(INSTRUCTION): List all lines of the data that include the string "JSON".

(RECORDS TO PROCESS):

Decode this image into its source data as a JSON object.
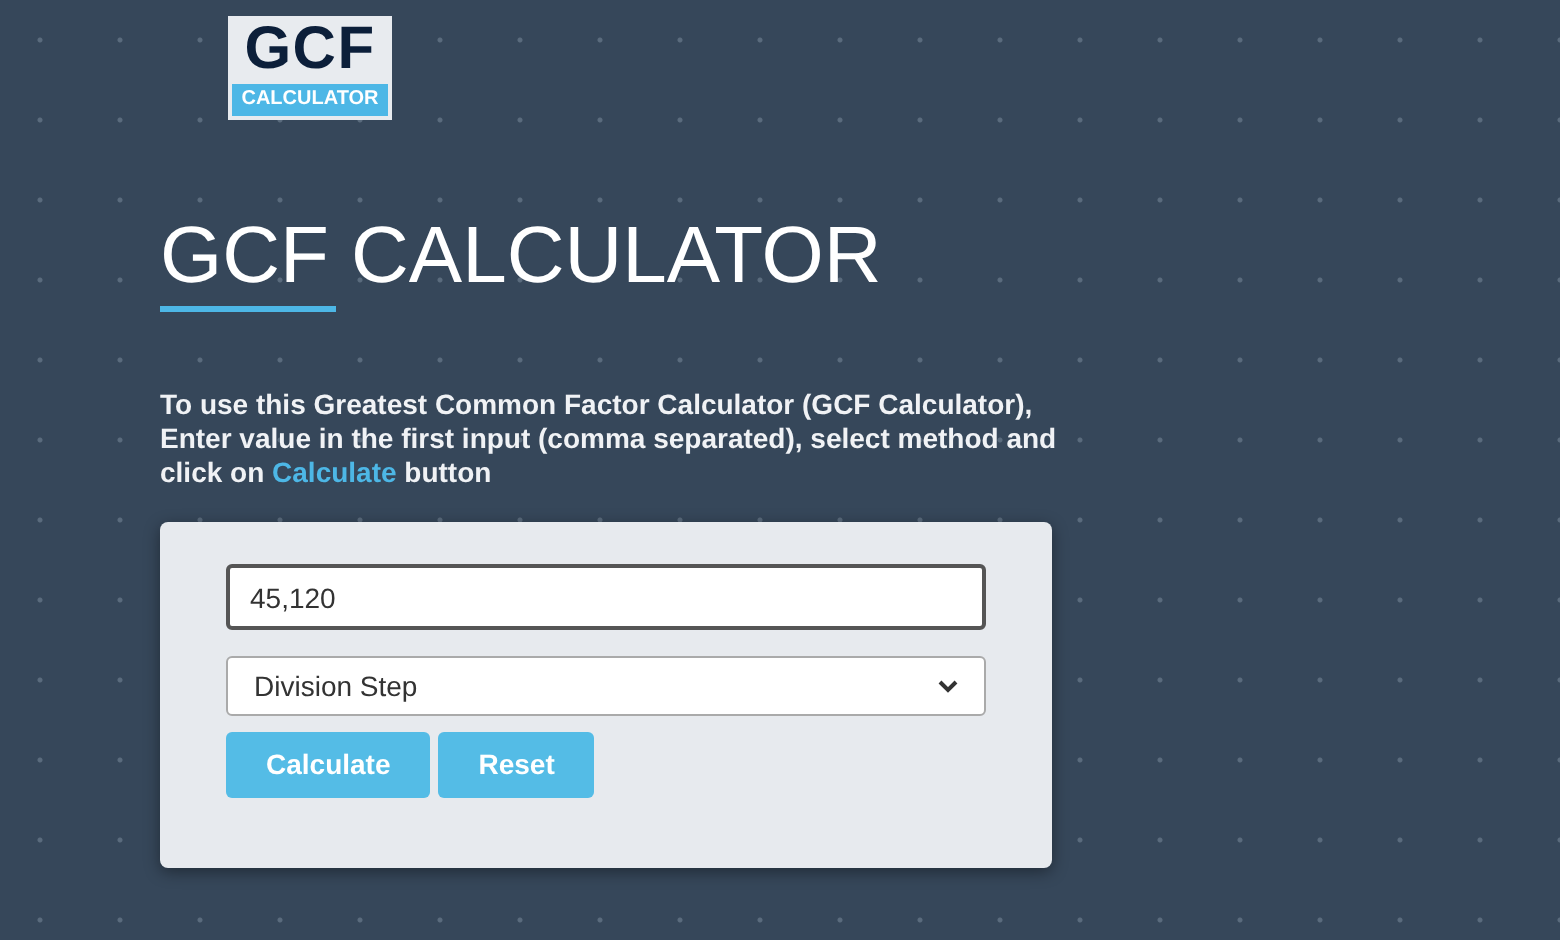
{
  "logo": {
    "top": "GCF",
    "bottom": "CALCULATOR"
  },
  "title": "GCF CALCULATOR",
  "intro": {
    "before": "To use this Greatest Common Factor Calculator (GCF Calculator), Enter value in the first input (comma separated), select method and click on ",
    "link": "Calculate",
    "after": " button"
  },
  "form": {
    "numbers": {
      "value": "45,120"
    },
    "method": {
      "value": "Division Step"
    },
    "buttons": [
      "Calculate",
      "Reset"
    ]
  }
}
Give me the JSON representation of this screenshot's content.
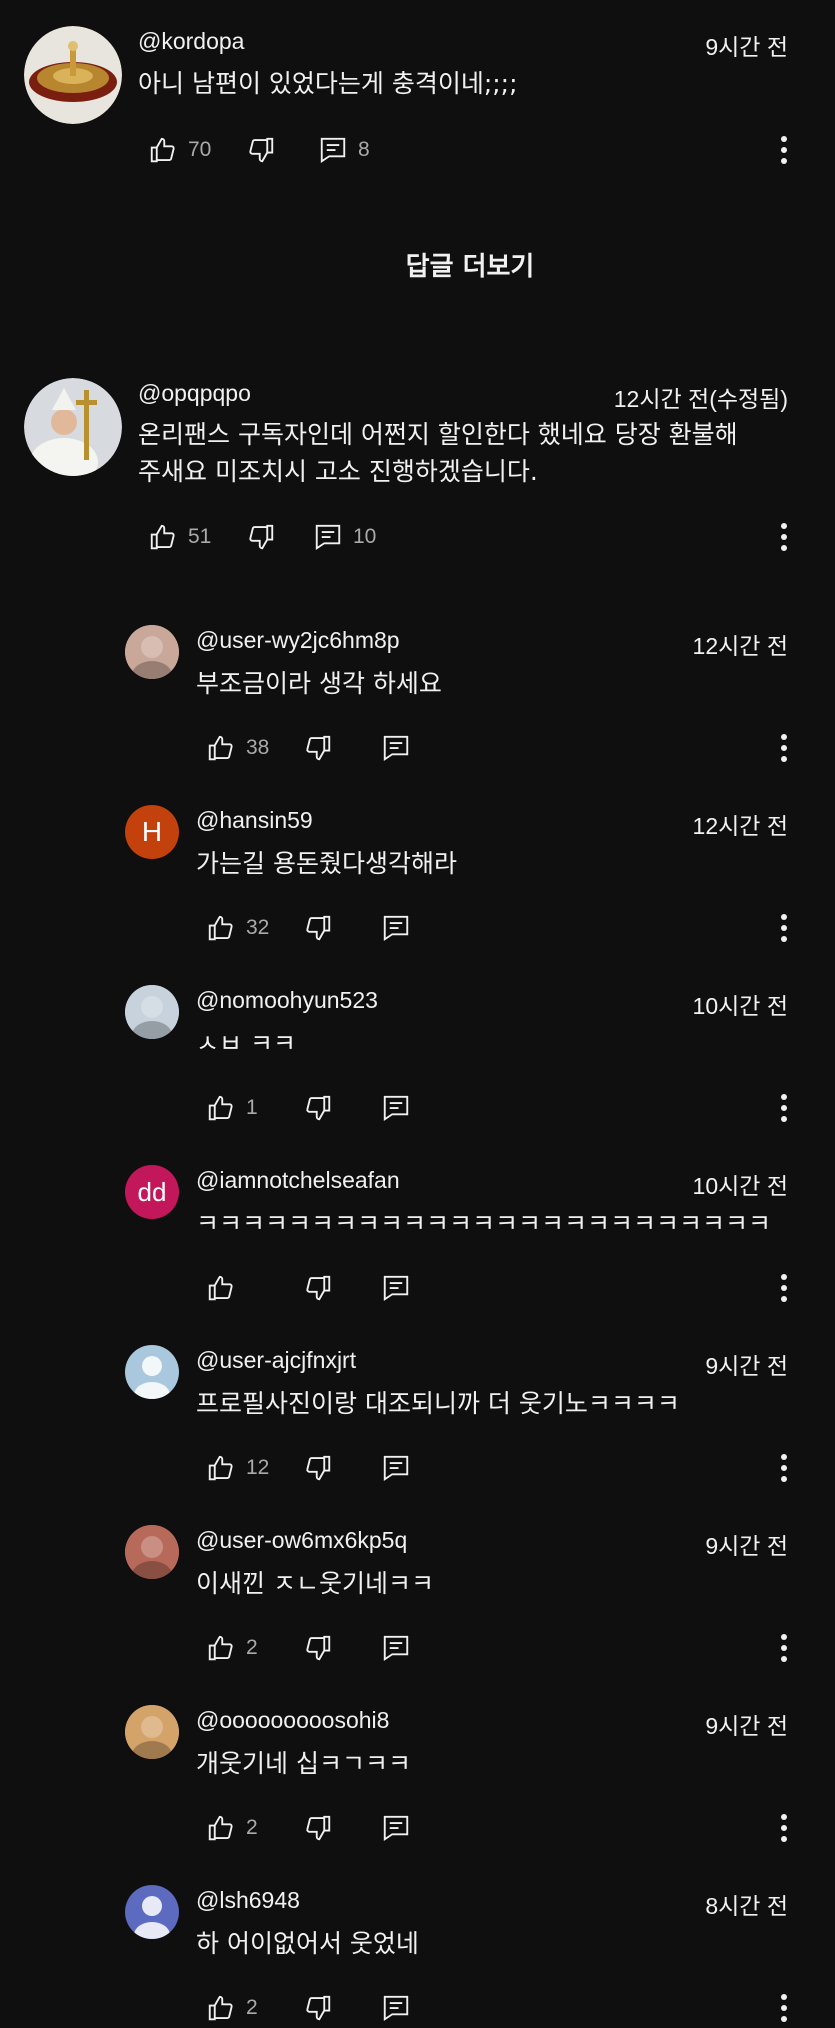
{
  "load_more_label": "답글 더보기",
  "comments": [
    {
      "handle": "@kordopa",
      "time": "9시간 전",
      "text": "아니 남편이 있었다는게 충격이네;;;;",
      "likes": "70",
      "replies": "8"
    },
    {
      "handle": "@opqpqpo",
      "time": "12시간 전(수정됨)",
      "text": "온리팬스 구독자인데 어쩐지 할인한다 했네요 당장 환불해\n주새요 미조치시 고소 진행하겠습니다.",
      "likes": "51",
      "replies": "10"
    }
  ],
  "replies": [
    {
      "handle": "@user-wy2jc6hm8p",
      "time": "12시간 전",
      "text": "부조금이라 생각 하세요",
      "likes": "38",
      "avatar": {
        "type": "photo",
        "color": "#c9a89a"
      }
    },
    {
      "handle": "@hansin59",
      "time": "12시간 전",
      "text": "가는길 용돈줬다생각해라",
      "likes": "32",
      "avatar": {
        "type": "letter",
        "letter": "H",
        "color": "#c2410c"
      }
    },
    {
      "handle": "@nomoohyun523",
      "time": "10시간 전",
      "text": "ㅅㅂ ㅋㅋ",
      "likes": "1",
      "avatar": {
        "type": "photo",
        "color": "#c7d2dc"
      }
    },
    {
      "handle": "@iamnotchelseafan",
      "time": "10시간 전",
      "text": "ㅋㅋㅋㅋㅋㅋㅋㅋㅋㅋㅋㅋㅋㅋㅋㅋㅋㅋㅋㅋㅋㅋㅋㅋㅋ",
      "likes": "",
      "avatar": {
        "type": "letter",
        "letter": "dd",
        "color": "#c2185b"
      }
    },
    {
      "handle": "@user-ajcjfnxjrt",
      "time": "9시간 전",
      "text": "프로필사진이랑 대조되니까 더 웃기노ㅋㅋㅋㅋ",
      "likes": "12",
      "avatar": {
        "type": "default",
        "color": "#a9c7dd"
      }
    },
    {
      "handle": "@user-ow6mx6kp5q",
      "time": "9시간 전",
      "text": "이새낀 ㅈㄴ웃기네ㅋㅋ",
      "likes": "2",
      "avatar": {
        "type": "photo",
        "color": "#b86a5a"
      }
    },
    {
      "handle": "@ooooooooosohi8",
      "time": "9시간 전",
      "text": "개웃기네 십ㅋㄱㅋㅋ",
      "likes": "2",
      "avatar": {
        "type": "photo",
        "color": "#d4a36a"
      }
    },
    {
      "handle": "@lsh6948",
      "time": "8시간 전",
      "text": "하 어이없어서 웃었네",
      "likes": "2",
      "avatar": {
        "type": "default",
        "color": "#5c6bc0"
      }
    }
  ],
  "icons": {
    "like": "thumb-up-icon",
    "dislike": "thumb-down-icon",
    "reply": "comment-icon",
    "more": "more-vert-icon"
  }
}
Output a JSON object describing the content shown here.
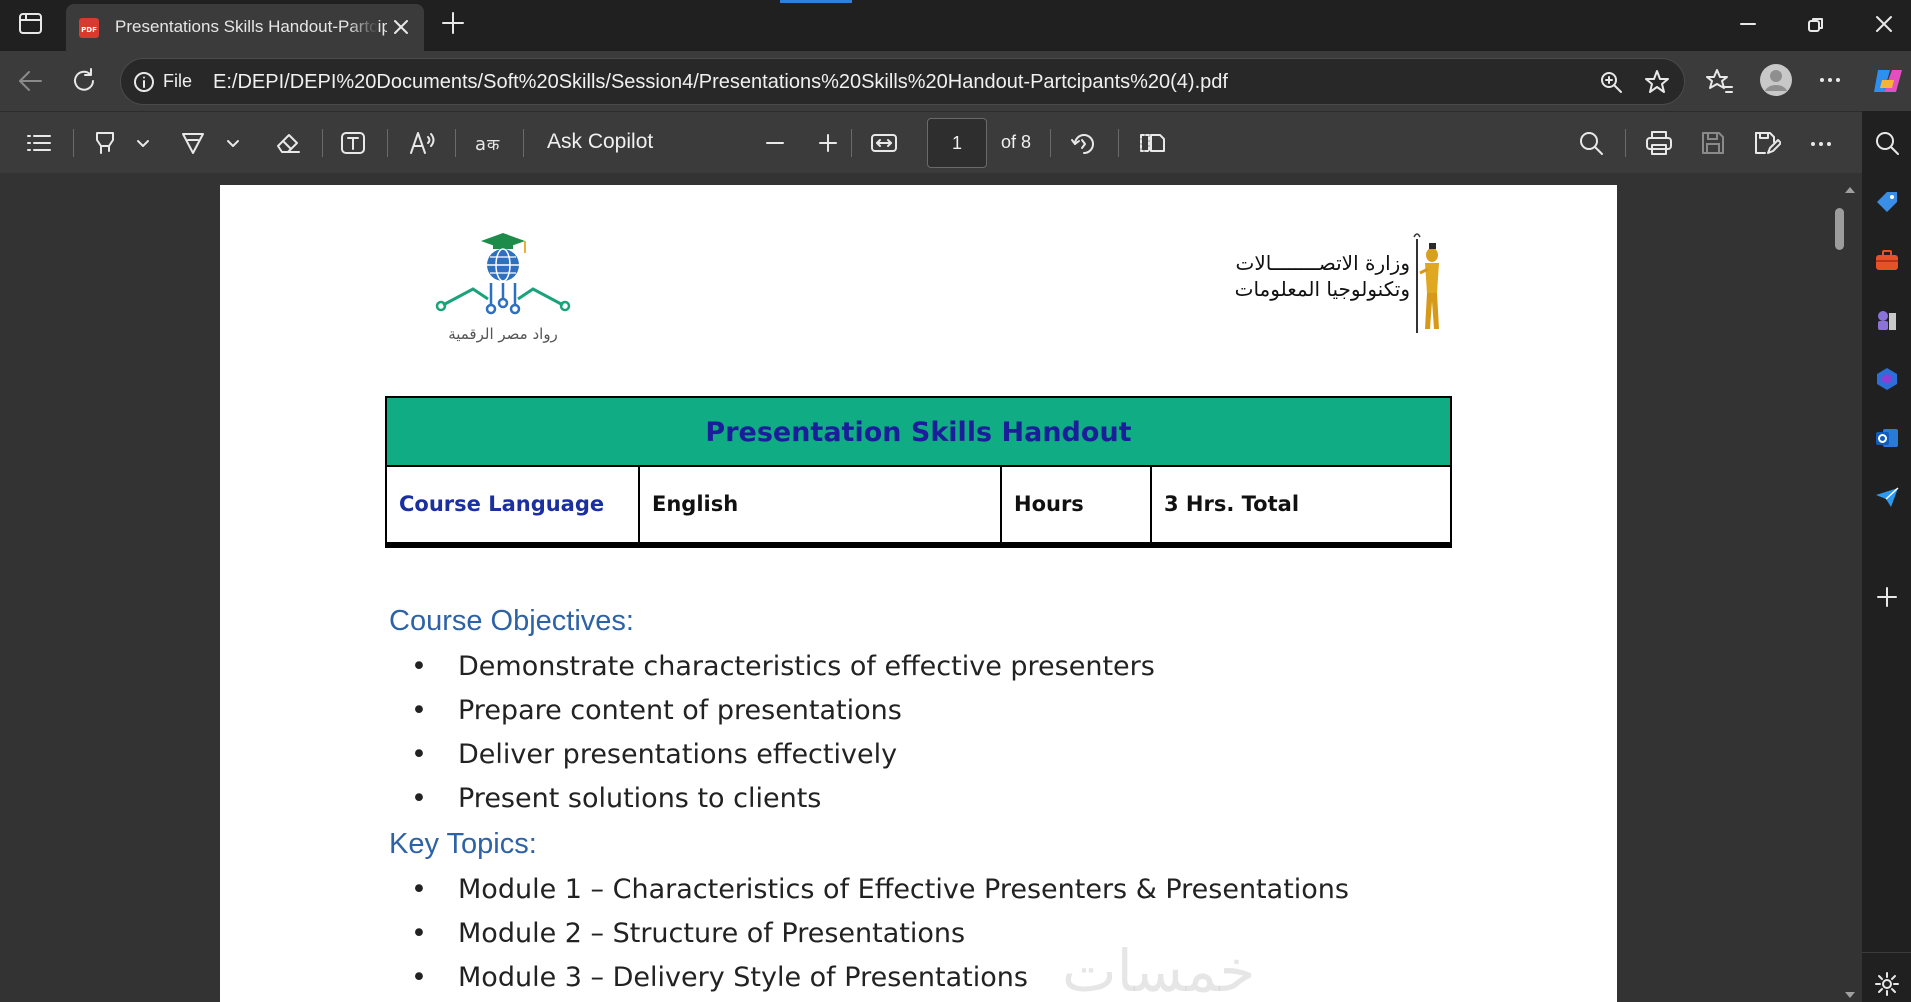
{
  "browser": {
    "tab_title": "Presentations Skills Handout-Partcipants (4).pdf",
    "file_label": "File",
    "url": "E:/DEPI/DEPI%20Documents/Soft%20Skills/Session4/Presentations%20Skills%20Handout-Partcipants%20(4).pdf"
  },
  "pdf_toolbar": {
    "copilot_label": "Ask Copilot",
    "page_current": "1",
    "page_total_label": "of 8"
  },
  "document": {
    "logo_left_caption": "رواد مصر الرقمية",
    "logo_right_line1": "وزارة الاتصــــــــالات",
    "logo_right_line2": "وتكنولوجيا المعلومات",
    "header_table": {
      "title": "Presentation Skills Handout",
      "cells": [
        "Course Language",
        "English",
        "Hours",
        "3 Hrs. Total"
      ]
    },
    "objectives_heading": "Course Objectives:",
    "objectives": [
      "Demonstrate characteristics of effective presenters",
      "Prepare content of presentations",
      "Deliver presentations effectively",
      "Present solutions to clients"
    ],
    "topics_heading": "Key Topics:",
    "topics": [
      "Module 1 – Characteristics of Effective Presenters & Presentations",
      "Module 2 – Structure of Presentations",
      "Module 3 – Delivery Style of Presentations"
    ],
    "watermark": "خمسات"
  },
  "colors": {
    "header_green": "#10ac83",
    "header_title_blue": "#1b1e9a",
    "section_blue": "#2e62a6"
  }
}
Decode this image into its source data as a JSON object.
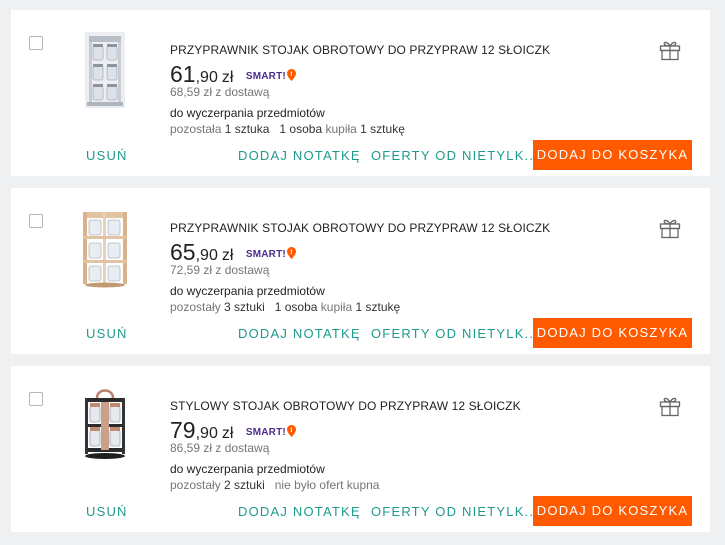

(SOLUTION FOR THIS PROBLEM):
Decode this image into its source data as a JSON object.
Give me the JSON representation of this screenshot's content.
Output a JSON object describing the content shown here.
Decode this image into its source data as a JSON object.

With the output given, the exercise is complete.